Short task: Everything from the line with "Output a JSON" to the end of the data should be restated word for word, and nothing before it.

-*-

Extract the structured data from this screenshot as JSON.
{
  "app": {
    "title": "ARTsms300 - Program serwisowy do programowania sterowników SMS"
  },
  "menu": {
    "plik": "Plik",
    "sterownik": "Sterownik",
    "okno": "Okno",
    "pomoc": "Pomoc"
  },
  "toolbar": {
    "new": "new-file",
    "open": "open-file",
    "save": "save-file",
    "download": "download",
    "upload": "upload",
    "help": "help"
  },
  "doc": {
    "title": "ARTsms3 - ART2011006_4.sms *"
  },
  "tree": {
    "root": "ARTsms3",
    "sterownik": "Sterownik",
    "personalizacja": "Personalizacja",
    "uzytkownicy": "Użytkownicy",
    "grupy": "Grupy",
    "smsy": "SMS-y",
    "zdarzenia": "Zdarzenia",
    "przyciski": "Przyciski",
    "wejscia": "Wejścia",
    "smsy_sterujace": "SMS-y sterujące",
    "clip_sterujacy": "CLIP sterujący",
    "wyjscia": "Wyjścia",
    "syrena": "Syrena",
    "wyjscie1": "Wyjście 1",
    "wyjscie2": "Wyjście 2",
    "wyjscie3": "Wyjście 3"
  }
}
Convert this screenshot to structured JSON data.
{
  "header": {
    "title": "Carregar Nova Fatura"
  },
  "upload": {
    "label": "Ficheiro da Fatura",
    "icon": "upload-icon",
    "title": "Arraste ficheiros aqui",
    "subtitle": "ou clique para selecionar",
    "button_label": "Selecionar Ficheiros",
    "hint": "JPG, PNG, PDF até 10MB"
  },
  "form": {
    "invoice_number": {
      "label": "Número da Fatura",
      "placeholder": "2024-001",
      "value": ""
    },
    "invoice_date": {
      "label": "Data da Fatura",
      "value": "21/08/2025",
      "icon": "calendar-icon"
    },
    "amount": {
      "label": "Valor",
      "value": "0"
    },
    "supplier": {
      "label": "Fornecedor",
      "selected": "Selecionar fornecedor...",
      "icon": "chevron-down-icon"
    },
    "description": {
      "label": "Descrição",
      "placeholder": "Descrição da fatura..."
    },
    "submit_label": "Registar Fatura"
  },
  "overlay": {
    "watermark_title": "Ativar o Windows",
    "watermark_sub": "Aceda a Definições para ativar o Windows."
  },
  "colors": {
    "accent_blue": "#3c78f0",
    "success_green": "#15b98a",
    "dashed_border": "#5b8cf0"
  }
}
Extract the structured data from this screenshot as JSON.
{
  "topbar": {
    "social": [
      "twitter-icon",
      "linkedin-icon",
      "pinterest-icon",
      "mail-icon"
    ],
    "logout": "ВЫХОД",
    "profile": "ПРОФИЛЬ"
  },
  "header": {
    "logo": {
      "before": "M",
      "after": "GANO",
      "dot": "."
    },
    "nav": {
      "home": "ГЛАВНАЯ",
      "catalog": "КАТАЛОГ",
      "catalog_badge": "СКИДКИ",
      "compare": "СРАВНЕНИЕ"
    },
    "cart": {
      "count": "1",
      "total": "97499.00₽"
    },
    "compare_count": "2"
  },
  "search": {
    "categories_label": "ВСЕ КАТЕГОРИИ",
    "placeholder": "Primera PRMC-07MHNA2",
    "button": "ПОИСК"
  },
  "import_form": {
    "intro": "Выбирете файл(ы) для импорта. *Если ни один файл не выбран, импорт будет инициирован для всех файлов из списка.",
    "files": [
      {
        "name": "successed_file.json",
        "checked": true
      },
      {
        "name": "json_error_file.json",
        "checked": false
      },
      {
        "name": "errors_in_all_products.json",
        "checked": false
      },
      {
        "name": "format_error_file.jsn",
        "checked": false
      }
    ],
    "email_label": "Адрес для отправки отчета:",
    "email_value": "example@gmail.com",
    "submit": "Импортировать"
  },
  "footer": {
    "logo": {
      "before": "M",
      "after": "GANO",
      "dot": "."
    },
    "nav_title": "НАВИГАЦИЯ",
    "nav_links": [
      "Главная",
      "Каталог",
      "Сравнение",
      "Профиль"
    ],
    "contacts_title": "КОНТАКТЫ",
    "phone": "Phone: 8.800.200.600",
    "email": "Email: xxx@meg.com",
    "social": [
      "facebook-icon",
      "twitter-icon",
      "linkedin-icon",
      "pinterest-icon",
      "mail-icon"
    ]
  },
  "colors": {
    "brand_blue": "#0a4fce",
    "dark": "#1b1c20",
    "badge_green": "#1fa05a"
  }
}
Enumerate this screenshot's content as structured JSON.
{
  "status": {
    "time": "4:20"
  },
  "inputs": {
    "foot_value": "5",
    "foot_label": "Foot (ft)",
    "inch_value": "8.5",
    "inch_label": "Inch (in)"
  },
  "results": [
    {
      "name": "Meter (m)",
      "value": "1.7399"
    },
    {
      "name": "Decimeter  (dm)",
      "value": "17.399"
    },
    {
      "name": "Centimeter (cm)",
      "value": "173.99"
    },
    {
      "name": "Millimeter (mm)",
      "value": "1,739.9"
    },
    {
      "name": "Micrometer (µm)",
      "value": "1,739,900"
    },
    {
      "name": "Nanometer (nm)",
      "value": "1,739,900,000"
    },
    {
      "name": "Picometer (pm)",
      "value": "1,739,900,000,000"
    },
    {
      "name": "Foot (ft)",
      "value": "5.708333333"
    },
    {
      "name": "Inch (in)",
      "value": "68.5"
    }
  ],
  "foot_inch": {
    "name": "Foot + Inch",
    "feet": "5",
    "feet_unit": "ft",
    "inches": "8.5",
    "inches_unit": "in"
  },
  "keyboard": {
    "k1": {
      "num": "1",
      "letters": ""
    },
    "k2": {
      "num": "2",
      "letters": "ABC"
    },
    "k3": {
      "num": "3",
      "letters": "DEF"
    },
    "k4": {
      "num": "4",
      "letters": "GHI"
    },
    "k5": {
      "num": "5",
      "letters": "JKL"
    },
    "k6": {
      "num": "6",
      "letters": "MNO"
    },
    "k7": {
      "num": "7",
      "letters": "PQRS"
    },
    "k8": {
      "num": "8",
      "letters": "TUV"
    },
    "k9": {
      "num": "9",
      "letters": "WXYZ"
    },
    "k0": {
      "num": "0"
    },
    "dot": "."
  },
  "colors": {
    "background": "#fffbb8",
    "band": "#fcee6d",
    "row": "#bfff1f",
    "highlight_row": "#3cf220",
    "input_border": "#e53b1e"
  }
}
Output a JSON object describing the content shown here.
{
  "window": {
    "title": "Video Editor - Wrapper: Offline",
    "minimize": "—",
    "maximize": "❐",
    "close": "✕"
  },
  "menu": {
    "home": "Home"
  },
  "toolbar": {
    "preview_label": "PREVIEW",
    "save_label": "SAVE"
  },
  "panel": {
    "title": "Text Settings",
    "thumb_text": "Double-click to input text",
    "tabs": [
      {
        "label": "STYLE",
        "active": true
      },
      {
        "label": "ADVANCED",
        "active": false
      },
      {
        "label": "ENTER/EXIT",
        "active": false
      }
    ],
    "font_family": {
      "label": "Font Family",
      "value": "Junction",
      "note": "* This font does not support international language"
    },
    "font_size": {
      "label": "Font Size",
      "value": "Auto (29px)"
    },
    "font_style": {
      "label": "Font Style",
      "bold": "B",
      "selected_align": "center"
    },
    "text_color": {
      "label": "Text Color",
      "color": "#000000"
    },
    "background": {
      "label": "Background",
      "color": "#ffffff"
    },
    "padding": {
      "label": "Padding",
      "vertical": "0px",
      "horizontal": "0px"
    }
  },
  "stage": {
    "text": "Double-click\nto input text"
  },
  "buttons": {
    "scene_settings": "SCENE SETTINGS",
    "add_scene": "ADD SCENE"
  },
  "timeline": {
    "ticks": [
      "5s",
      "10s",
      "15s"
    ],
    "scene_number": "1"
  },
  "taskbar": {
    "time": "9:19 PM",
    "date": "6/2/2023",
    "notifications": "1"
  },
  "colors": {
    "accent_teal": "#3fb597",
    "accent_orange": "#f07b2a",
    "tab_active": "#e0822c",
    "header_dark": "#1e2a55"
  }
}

-*-

Answer for the task:
Output a JSON object describing the content shown here.
{
  "window": {
    "title": "Video Editor - Wrapper: Offline",
    "minimize": "—",
    "maximize": "❐",
    "close": "✕"
  },
  "menu": {
    "home": "Home"
  },
  "toolbar": {
    "preview_label": "PREVIEW",
    "save_label": "SAVE"
  },
  "panel": {
    "title": "Text Settings",
    "thumb_text": "Double-click to input text",
    "tabs": [
      {
        "label": "STYLE",
        "active": true
      },
      {
        "label": "ADVANCED",
        "active": false
      },
      {
        "label": "ENTER/EXIT",
        "active": false
      }
    ],
    "font_family": {
      "label": "Font Family",
      "value": "Junction",
      "note": "* This font does not support international language"
    },
    "font_size": {
      "label": "Font Size",
      "value": "Auto (29px)"
    },
    "font_style": {
      "label": "Font Style",
      "bold": "B",
      "selected_align": "center"
    },
    "text_color": {
      "label": "Text Color",
      "color": "#000000"
    },
    "background": {
      "label": "Background",
      "color": "#ffffff"
    },
    "padding": {
      "label": "Padding",
      "vertical": "0px",
      "horizontal": "0px"
    }
  },
  "stage": {
    "text": "Double-click\nto input text"
  },
  "buttons": {
    "scene_settings": "SCENE SETTINGS",
    "add_scene": "ADD SCENE"
  },
  "timeline": {
    "ticks": [
      "5s",
      "10s",
      "15s"
    ],
    "scene_number": "1"
  },
  "taskbar": {
    "time": "9:19 PM",
    "date": "6/2/2023",
    "notifications": "1"
  },
  "colors": {
    "accent_teal": "#3fb597",
    "accent_orange": "#f07b2a",
    "tab_active": "#e0822c",
    "header_dark": "#1e2a55"
  }
}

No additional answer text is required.